Task instructions>
Count every line where "slope" occurs. Give the total alone.

Provided records>
(begin)

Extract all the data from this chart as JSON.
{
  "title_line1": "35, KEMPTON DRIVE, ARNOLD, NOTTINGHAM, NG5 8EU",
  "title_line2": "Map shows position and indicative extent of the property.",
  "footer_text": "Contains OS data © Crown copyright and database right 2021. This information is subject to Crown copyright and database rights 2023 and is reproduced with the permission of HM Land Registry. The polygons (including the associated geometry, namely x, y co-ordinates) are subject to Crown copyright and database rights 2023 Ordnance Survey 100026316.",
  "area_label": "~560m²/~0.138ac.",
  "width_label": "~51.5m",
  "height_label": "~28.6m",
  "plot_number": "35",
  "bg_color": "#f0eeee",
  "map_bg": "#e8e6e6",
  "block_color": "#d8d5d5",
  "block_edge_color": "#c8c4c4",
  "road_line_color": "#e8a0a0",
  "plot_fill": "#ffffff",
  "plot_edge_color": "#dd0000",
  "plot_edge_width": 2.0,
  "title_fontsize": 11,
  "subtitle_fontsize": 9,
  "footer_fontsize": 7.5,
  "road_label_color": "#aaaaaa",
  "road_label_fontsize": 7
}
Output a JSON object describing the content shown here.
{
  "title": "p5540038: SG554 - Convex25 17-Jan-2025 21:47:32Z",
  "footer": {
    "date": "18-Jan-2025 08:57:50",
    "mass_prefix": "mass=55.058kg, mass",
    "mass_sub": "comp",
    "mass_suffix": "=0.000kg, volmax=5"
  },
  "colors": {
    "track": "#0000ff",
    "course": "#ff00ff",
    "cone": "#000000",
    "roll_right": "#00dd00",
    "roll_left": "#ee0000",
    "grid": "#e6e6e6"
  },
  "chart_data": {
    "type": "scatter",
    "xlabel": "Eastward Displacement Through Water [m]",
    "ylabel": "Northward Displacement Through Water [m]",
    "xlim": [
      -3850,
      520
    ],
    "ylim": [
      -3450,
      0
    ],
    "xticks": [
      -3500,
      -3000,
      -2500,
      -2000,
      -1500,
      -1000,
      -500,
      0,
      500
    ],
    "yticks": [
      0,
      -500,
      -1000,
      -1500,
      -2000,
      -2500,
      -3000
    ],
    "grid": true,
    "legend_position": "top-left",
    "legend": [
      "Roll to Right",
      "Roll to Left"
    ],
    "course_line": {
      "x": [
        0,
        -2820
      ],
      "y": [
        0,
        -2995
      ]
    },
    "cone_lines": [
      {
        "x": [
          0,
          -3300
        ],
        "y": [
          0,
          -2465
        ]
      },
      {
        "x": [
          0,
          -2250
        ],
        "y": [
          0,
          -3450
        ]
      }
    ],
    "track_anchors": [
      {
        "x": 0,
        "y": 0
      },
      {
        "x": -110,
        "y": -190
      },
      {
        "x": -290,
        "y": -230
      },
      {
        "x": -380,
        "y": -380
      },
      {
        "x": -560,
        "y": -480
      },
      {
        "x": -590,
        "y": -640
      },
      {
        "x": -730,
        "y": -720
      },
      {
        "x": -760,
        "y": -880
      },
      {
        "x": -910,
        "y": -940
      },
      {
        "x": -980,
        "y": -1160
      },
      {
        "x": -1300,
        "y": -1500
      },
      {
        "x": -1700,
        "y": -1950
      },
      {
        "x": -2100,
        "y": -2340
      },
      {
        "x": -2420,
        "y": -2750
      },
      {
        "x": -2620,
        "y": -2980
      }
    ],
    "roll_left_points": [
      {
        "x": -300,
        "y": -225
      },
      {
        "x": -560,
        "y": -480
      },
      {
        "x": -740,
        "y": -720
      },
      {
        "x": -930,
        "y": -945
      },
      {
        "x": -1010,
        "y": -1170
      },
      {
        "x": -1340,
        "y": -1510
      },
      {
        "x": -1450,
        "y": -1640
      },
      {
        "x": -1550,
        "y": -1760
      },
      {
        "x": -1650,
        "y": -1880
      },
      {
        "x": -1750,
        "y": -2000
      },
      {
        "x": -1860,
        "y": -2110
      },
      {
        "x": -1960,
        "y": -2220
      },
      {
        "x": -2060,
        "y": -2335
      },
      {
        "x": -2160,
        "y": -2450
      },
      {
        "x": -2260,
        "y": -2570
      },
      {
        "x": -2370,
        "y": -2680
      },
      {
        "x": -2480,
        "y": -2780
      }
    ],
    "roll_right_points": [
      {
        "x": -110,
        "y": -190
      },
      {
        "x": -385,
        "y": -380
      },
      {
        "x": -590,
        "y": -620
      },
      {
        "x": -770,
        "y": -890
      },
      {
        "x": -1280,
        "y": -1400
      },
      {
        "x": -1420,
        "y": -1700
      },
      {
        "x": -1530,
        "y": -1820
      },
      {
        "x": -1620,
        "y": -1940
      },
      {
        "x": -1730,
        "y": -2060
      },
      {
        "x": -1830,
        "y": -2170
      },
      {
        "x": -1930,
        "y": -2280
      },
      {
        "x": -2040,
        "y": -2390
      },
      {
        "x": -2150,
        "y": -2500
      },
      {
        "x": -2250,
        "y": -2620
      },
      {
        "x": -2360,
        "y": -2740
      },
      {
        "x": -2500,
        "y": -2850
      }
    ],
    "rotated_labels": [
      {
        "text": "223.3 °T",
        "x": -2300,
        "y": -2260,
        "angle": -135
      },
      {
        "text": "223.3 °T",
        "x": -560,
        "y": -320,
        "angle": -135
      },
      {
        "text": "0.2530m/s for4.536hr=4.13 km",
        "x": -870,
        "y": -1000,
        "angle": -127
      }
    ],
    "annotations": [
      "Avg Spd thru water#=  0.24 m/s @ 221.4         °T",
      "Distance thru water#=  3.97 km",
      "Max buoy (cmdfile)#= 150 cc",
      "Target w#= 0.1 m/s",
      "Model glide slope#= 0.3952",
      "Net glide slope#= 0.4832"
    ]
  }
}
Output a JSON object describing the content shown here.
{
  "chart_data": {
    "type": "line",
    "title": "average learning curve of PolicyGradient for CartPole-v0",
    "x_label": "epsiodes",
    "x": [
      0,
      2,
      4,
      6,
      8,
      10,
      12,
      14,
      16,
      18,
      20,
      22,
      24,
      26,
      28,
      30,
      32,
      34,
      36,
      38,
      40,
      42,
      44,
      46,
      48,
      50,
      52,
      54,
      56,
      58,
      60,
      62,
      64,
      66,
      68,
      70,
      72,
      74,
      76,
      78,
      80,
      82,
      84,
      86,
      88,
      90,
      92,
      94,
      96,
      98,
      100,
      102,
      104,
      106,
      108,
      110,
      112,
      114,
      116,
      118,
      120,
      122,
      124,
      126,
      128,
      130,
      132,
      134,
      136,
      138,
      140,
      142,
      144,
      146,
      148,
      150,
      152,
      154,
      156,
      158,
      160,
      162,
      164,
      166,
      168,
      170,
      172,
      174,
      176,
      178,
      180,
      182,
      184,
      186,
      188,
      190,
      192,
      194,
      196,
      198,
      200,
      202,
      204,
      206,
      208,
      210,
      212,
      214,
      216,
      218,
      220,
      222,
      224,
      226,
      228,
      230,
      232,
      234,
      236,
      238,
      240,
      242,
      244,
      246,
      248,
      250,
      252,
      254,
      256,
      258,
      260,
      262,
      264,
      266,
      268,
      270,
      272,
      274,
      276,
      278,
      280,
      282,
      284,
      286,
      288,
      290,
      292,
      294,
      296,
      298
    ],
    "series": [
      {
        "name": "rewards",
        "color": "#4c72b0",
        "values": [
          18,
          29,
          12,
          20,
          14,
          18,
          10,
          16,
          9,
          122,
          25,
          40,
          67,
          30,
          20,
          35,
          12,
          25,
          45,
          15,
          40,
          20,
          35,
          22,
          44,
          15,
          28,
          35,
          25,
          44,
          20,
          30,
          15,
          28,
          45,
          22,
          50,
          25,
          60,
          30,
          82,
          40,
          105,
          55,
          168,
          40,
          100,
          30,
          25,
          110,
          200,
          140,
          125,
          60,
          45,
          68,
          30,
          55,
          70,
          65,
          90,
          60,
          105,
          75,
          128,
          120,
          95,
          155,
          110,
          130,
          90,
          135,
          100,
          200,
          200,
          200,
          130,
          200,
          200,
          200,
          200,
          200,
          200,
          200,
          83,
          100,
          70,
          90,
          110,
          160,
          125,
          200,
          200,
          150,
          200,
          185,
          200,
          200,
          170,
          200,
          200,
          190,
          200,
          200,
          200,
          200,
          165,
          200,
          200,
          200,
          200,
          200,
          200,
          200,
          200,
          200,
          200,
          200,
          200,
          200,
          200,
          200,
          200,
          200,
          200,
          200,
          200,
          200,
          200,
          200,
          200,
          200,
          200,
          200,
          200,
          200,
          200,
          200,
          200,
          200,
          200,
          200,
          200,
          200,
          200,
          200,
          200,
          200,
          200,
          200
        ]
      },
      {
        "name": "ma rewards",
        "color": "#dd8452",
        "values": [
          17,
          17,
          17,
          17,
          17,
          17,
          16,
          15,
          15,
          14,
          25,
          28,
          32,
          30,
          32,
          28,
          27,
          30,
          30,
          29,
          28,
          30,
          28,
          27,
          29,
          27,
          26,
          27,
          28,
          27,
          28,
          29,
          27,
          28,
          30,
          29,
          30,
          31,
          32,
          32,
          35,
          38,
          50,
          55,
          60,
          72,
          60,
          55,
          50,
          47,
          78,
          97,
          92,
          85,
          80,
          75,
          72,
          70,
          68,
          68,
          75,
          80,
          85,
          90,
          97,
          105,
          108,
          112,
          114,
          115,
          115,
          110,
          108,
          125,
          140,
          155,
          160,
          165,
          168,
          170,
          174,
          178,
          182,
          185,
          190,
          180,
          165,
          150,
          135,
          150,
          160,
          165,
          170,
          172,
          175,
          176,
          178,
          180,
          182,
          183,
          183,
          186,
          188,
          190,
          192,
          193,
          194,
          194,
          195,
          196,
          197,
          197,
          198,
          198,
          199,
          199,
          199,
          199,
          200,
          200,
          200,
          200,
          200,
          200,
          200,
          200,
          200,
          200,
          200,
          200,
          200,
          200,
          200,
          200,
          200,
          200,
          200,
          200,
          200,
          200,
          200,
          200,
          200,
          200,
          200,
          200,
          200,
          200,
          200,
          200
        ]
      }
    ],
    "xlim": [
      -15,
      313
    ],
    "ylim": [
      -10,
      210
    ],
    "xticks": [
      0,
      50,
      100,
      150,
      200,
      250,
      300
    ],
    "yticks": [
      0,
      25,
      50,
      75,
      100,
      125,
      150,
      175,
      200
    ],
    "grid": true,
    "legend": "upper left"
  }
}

(end)

Exercise answer>
2